Entries from a dataset:
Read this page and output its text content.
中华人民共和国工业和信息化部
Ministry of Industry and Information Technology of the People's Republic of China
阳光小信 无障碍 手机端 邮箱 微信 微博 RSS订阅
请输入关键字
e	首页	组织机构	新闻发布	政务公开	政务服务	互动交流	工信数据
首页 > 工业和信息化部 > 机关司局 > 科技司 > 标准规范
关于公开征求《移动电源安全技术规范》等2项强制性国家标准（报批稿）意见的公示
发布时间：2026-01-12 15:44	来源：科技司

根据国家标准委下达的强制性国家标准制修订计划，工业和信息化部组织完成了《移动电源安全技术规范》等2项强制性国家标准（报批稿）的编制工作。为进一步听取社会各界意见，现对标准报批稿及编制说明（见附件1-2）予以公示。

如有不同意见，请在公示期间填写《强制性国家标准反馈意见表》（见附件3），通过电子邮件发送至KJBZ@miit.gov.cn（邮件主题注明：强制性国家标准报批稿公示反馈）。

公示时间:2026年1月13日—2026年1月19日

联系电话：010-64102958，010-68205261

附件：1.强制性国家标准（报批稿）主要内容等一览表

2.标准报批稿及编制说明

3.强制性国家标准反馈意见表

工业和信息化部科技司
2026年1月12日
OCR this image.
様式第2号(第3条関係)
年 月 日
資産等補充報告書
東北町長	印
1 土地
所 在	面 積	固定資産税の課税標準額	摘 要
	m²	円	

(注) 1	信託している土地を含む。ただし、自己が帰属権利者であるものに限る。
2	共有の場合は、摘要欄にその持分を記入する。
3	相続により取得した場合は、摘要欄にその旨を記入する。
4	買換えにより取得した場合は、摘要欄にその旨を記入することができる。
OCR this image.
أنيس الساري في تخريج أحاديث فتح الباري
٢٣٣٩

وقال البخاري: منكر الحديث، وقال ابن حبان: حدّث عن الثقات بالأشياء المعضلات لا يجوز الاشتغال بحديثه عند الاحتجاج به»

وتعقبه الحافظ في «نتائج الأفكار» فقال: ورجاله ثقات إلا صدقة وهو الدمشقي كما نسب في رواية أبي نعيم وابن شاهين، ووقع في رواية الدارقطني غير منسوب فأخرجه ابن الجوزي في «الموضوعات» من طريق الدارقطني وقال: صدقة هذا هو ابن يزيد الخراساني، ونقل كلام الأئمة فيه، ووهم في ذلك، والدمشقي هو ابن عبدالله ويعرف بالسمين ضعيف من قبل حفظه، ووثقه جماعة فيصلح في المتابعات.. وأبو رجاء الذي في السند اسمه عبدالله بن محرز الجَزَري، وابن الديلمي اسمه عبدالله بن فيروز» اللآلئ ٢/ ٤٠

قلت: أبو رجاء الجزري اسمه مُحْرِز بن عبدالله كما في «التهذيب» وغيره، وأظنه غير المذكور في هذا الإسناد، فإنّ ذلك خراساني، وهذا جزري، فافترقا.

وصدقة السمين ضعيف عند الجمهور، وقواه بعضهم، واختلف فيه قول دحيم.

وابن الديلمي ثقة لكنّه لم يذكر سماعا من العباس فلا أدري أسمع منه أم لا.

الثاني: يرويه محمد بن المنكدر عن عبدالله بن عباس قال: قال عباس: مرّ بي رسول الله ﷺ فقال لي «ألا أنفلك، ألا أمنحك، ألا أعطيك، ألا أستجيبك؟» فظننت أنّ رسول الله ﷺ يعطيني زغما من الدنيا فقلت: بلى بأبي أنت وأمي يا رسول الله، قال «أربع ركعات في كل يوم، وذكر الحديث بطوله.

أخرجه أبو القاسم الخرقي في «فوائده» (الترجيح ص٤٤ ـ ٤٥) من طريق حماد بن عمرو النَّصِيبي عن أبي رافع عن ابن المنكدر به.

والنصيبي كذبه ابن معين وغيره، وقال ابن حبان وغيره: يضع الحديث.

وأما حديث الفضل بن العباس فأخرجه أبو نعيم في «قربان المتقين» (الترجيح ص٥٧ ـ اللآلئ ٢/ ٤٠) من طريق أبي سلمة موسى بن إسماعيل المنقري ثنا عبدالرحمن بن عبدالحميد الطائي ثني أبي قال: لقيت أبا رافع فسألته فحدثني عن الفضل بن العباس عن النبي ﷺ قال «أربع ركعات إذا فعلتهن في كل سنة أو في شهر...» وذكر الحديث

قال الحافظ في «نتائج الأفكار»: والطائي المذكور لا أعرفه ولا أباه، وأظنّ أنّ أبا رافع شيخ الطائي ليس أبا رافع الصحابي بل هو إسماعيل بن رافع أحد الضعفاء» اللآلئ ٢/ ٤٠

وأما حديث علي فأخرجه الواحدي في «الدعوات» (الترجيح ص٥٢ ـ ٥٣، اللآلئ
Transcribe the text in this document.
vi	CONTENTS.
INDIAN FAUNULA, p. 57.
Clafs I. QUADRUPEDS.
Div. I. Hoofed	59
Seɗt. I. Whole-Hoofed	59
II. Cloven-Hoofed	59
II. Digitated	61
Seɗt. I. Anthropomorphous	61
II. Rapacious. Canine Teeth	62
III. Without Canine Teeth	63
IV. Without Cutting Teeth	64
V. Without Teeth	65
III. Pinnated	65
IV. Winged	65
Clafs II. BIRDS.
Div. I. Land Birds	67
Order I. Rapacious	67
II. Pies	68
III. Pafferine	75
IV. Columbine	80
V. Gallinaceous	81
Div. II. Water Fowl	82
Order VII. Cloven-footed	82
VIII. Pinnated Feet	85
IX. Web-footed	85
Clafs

What is needed: Extract all of the data above and output it character for character.

Task response:
Read this page and output its text content.
中华人民共和国工业和信息化部
Ministry of Industry and Information Technology of the People's Republic of China
阳光小信 无障碍 手机端 邮箱 微信 微博 RSS订阅
请输入关键字
e	首页	组织机构	新闻发布	政务公开	政务服务	互动交流	工信数据
首页 > 工业和信息化部 > 机关司局 > 科技司 > 标准规范
关于公开征求《移动电源安全技术规范》等2项强制性国家标准（报批稿）意见的公示
发布时间：2026-01-12 15:44	来源：科技司

根据国家标准委下达的强制性国家标准制修订计划，工业和信息化部组织完成了《移动电源安全技术规范》等2项强制性国家标准（报批稿）的编制工作。为进一步听取社会各界意见，现对标准报批稿及编制说明（见附件1-2）予以公示。

如有不同意见，请在公示期间填写《强制性国家标准反馈意见表》（见附件3），通过电子邮件发送至KJBZ@miit.gov.cn（邮件主题注明：强制性国家标准报批稿公示反馈）。

公示时间:2026年1月13日—2026年1月19日

联系电话：010-64102958，010-68205261

附件：1.强制性国家标准（报批稿）主要内容等一览表

2.标准报批稿及编制说明

3.强制性国家标准反馈意见表

工业和信息化部科技司
2026年1月12日
OCR this image.
様式第2号(第3条関係)
年 月 日
資産等補充報告書
東北町長	印
1 土地
所 在	面 積	固定資産税の課税標準額	摘 要
	m²	円	

(注) 1	信託している土地を含む。ただし、自己が帰属権利者であるものに限る。
2	共有の場合は、摘要欄にその持分を記入する。
3	相続により取得した場合は、摘要欄にその旨を記入する。
4	買換えにより取得した場合は、摘要欄にその旨を記入することができる。
OCR this image.
أنيس الساري في تخريج أحاديث فتح الباري
٢٣٣٩

وقال البخاري: منكر الحديث، وقال ابن حبان: حدّث عن الثقات بالأشياء المعضلات لا يجوز الاشتغال بحديثه عند الاحتجاج به»

وتعقبه الحافظ في «نتائج الأفكار» فقال: ورجاله ثقات إلا صدقة وهو الدمشقي كما نسب في رواية أبي نعيم وابن شاهين، ووقع في رواية الدارقطني غير منسوب فأخرجه ابن الجوزي في «الموضوعات» من طريق الدارقطني وقال: صدقة هذا هو ابن يزيد الخراساني، ونقل كلام الأئمة فيه، ووهم في ذلك، والدمشقي هو ابن عبدالله ويعرف بالسمين ضعيف من قبل حفظه، ووثقه جماعة فيصلح في المتابعات.. وأبو رجاء الذي في السند اسمه عبدالله بن محرز الجَزَري، وابن الديلمي اسمه عبدالله بن فيروز» اللآلئ ٢/ ٤٠

قلت: أبو رجاء الجزري اسمه مُحْرِز بن عبدالله كما في «التهذيب» وغيره، وأظنه غير المذكور في هذا الإسناد، فإنّ ذلك خراساني، وهذا جزري، فافترقا.

وصدقة السمين ضعيف عند الجمهور، وقواه بعضهم، واختلف فيه قول دحيم.

وابن الديلمي ثقة لكنّه لم يذكر سماعا من العباس فلا أدري أسمع منه أم لا.

الثاني: يرويه محمد بن المنكدر عن عبدالله بن عباس قال: قال عباس: مرّ بي رسول الله ﷺ فقال لي «ألا أنفلك، ألا أمنحك، ألا أعطيك، ألا أستجيبك؟» فظننت أنّ رسول الله ﷺ يعطيني زغما من الدنيا فقلت: بلى بأبي أنت وأمي يا رسول الله، قال «أربع ركعات في كل يوم، وذكر الحديث بطوله.

أخرجه أبو القاسم الخرقي في «فوائده» (الترجيح ص٤٤ ـ ٤٥) من طريق حماد بن عمرو النَّصِيبي عن أبي رافع عن ابن المنكدر به.

والنصيبي كذبه ابن معين وغيره، وقال ابن حبان وغيره: يضع الحديث.

وأما حديث الفضل بن العباس فأخرجه أبو نعيم في «قربان المتقين» (الترجيح ص٥٧ ـ اللآلئ ٢/ ٤٠) من طريق أبي سلمة موسى بن إسماعيل المنقري ثنا عبدالرحمن بن عبدالحميد الطائي ثني أبي قال: لقيت أبا رافع فسألته فحدثني عن الفضل بن العباس عن النبي ﷺ قال «أربع ركعات إذا فعلتهن في كل سنة أو في شهر...» وذكر الحديث

قال الحافظ في «نتائج الأفكار»: والطائي المذكور لا أعرفه ولا أباه، وأظنّ أنّ أبا رافع شيخ الطائي ليس أبا رافع الصحابي بل هو إسماعيل بن رافع أحد الضعفاء» اللآلئ ٢/ ٤٠

وأما حديث علي فأخرجه الواحدي في «الدعوات» (الترجيح ص٥٢ ـ ٥٣، اللآلئ
Transcribe the text in this document.
vi	CONTENTS.
INDIAN FAUNULA, p. 57.
Clafs I. QUADRUPEDS.
Div. I. Hoofed	59
Seɗt. I. Whole-Hoofed	59
II. Cloven-Hoofed	59
II. Digitated	61
Seɗt. I. Anthropomorphous	61
II. Rapacious. Canine Teeth	62
III. Without Canine Teeth	63
IV. Without Cutting Teeth	64
V. Without Teeth	65
III. Pinnated	65
IV. Winged	65
Clafs II. BIRDS.
Div. I. Land Birds	67
Order I. Rapacious	67
II. Pies	68
III. Pafferine	75
IV. Columbine	80
V. Gallinaceous	81
Div. II. Water Fowl	82
Order VII. Cloven-footed	82
VIII. Pinnated Feet	85
IX. Web-footed	85
Clafs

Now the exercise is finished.